[Goal]
Exact copies are required of the lines from the line containing "Give me the" through the final line of the listing, both included, and of no other lines.

>> BEGIN

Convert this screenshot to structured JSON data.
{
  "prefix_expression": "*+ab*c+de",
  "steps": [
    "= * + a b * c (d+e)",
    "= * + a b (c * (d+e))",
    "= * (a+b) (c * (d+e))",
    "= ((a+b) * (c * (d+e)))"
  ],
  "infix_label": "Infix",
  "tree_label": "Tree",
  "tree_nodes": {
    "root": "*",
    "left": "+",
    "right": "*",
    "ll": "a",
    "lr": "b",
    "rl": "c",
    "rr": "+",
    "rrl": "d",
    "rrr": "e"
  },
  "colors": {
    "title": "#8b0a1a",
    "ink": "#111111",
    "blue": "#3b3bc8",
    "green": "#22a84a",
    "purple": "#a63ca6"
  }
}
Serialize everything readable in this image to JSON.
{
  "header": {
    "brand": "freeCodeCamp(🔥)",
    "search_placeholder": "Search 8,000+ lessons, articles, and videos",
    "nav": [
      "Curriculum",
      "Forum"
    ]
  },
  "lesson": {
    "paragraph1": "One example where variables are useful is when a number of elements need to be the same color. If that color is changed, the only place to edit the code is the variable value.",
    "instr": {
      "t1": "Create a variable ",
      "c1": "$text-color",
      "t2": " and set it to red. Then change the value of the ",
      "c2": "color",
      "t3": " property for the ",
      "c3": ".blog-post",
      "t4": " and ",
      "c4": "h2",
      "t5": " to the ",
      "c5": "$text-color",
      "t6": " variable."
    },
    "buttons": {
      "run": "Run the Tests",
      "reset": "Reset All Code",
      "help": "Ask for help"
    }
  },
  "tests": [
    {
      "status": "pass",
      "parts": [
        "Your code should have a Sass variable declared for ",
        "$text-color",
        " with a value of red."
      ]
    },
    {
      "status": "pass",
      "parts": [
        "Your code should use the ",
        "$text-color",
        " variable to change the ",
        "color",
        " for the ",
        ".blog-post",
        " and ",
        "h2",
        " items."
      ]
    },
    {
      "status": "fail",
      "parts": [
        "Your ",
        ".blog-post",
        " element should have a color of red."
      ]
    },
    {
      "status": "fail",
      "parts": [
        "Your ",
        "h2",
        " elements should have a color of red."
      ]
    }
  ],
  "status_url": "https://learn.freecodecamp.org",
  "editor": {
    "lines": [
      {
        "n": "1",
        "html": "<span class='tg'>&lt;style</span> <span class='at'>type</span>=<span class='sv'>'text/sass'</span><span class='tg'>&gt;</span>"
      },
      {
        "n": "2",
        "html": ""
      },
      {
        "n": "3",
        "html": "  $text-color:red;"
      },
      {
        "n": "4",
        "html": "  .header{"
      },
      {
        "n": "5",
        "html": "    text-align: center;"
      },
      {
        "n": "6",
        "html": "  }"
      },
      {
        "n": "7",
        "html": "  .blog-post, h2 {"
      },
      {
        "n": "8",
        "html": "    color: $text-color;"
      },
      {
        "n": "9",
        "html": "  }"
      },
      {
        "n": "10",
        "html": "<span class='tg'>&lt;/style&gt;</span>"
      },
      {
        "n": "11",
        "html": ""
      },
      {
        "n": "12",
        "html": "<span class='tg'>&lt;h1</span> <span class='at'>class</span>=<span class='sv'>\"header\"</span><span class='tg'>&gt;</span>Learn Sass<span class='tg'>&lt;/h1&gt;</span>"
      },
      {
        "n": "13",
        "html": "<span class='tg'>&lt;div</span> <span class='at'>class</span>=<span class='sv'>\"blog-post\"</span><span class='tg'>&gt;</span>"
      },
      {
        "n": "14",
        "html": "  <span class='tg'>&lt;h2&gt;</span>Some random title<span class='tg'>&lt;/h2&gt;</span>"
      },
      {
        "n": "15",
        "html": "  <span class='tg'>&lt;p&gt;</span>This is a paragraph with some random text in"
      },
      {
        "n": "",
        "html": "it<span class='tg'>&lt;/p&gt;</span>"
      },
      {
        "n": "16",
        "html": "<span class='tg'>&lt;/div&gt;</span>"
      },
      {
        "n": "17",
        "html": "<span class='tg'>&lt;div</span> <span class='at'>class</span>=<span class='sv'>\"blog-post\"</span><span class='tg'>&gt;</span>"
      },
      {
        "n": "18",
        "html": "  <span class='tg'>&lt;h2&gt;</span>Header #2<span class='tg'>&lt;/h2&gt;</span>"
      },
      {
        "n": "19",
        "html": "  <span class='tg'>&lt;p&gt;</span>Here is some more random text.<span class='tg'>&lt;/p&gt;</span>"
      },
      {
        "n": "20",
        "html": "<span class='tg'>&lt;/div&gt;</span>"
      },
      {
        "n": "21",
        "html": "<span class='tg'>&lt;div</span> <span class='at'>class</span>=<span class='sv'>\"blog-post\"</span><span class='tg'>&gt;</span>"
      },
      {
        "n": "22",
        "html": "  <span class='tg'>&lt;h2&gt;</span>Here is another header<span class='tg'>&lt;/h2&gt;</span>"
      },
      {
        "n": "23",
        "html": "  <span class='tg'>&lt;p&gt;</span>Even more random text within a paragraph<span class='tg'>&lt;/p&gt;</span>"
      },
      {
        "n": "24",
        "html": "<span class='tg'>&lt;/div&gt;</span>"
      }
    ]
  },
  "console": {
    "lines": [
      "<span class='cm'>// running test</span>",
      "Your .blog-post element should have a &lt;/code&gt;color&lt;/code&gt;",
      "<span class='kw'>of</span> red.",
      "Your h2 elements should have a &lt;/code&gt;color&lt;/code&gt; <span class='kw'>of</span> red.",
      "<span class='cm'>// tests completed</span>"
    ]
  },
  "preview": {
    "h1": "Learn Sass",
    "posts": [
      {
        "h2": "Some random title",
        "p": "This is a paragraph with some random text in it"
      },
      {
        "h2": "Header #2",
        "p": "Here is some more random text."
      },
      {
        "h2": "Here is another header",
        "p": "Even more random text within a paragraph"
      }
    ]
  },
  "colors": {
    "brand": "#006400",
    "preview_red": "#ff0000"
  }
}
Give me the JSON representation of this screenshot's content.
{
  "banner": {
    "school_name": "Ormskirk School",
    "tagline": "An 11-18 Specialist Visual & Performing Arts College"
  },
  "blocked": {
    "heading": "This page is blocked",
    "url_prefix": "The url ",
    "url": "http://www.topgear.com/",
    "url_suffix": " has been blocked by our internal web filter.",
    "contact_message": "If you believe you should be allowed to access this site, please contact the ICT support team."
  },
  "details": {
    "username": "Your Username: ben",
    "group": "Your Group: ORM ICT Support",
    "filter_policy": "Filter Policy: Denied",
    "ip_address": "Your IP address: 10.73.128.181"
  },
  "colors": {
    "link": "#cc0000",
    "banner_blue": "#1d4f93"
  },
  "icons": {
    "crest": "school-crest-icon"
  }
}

>> END

[Finished task]
Give me the JSON representation of this screenshot's content.
{
  "banner": {
    "school_name": "Ormskirk School",
    "tagline": "An 11-18 Specialist Visual & Performing Arts College"
  },
  "blocked": {
    "heading": "This page is blocked",
    "url_prefix": "The url ",
    "url": "http://www.topgear.com/",
    "url_suffix": " has been blocked by our internal web filter.",
    "contact_message": "If you believe you should be allowed to access this site, please contact the ICT support team."
  },
  "details": {
    "username": "Your Username: ben",
    "group": "Your Group: ORM ICT Support",
    "filter_policy": "Filter Policy: Denied",
    "ip_address": "Your IP address: 10.73.128.181"
  },
  "colors": {
    "link": "#cc0000",
    "banner_blue": "#1d4f93"
  },
  "icons": {
    "crest": "school-crest-icon"
  }
}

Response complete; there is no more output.